>> Begin

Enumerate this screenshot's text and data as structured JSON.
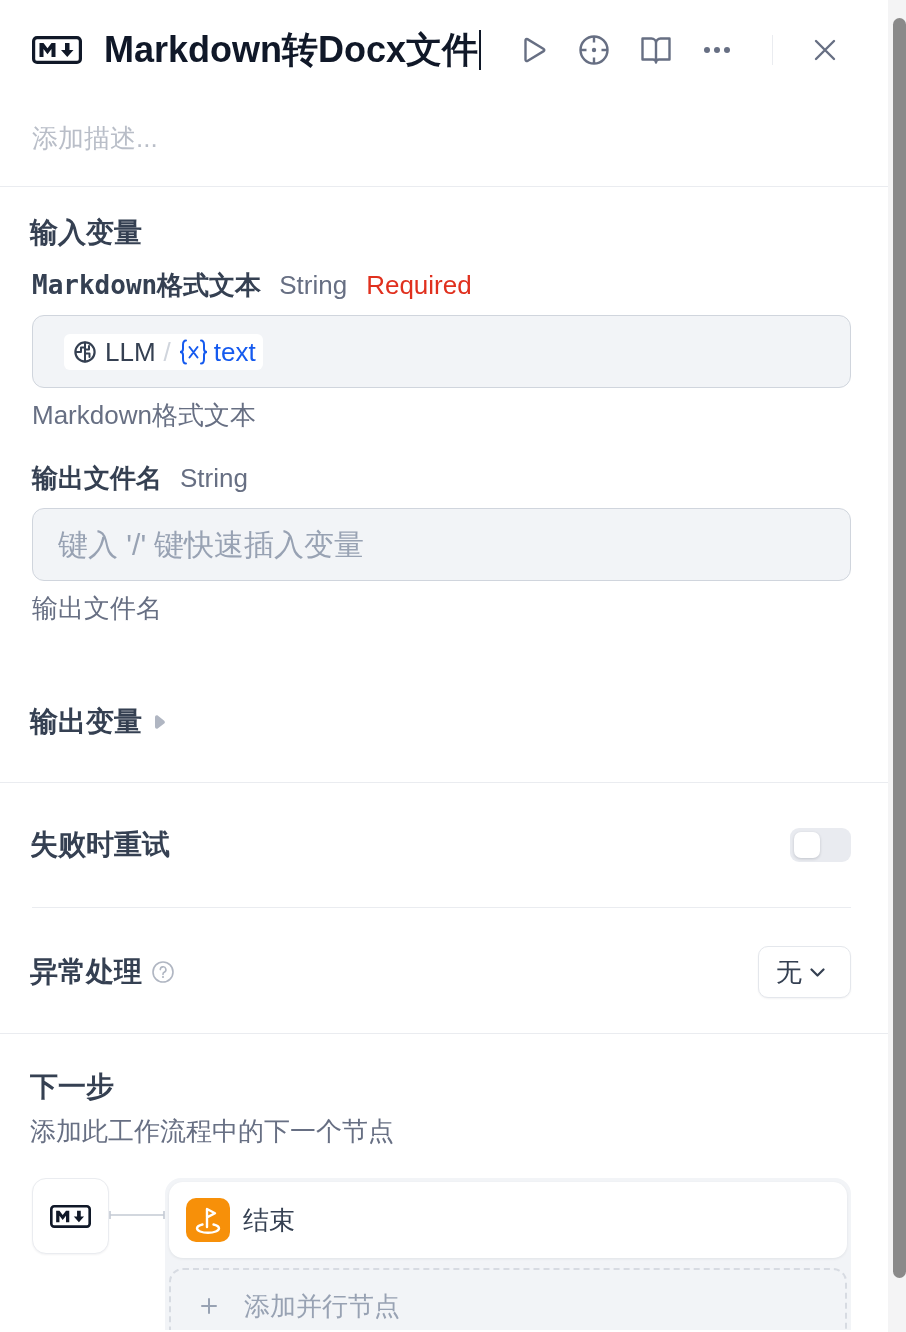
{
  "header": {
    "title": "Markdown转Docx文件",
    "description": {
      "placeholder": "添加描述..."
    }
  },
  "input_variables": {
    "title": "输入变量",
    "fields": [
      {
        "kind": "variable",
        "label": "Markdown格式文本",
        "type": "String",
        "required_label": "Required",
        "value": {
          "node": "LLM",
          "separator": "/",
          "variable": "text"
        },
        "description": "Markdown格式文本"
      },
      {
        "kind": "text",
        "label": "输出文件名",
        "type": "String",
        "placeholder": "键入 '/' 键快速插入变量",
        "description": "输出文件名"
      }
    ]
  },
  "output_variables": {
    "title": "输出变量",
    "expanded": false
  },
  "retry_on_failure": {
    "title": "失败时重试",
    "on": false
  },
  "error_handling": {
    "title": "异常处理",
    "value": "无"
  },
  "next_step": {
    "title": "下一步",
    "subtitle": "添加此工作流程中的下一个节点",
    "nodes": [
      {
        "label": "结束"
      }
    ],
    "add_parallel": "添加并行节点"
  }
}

>> End

Job: The pictures should not be reproduced; quote all of the other material exactly.

Output:
Enumerate this screenshot's text and data as structured JSON.
{
  "header": {
    "title": "Markdown转Docx文件",
    "description": {
      "placeholder": "添加描述..."
    }
  },
  "input_variables": {
    "title": "输入变量",
    "fields": [
      {
        "kind": "variable",
        "label": "Markdown格式文本",
        "type": "String",
        "required_label": "Required",
        "value": {
          "node": "LLM",
          "separator": "/",
          "variable": "text"
        },
        "description": "Markdown格式文本"
      },
      {
        "kind": "text",
        "label": "输出文件名",
        "type": "String",
        "placeholder": "键入 '/' 键快速插入变量",
        "description": "输出文件名"
      }
    ]
  },
  "output_variables": {
    "title": "输出变量",
    "expanded": false
  },
  "retry_on_failure": {
    "title": "失败时重试",
    "on": false
  },
  "error_handling": {
    "title": "异常处理",
    "value": "无"
  },
  "next_step": {
    "title": "下一步",
    "subtitle": "添加此工作流程中的下一个节点",
    "nodes": [
      {
        "label": "结束"
      }
    ],
    "add_parallel": "添加并行节点"
  }
}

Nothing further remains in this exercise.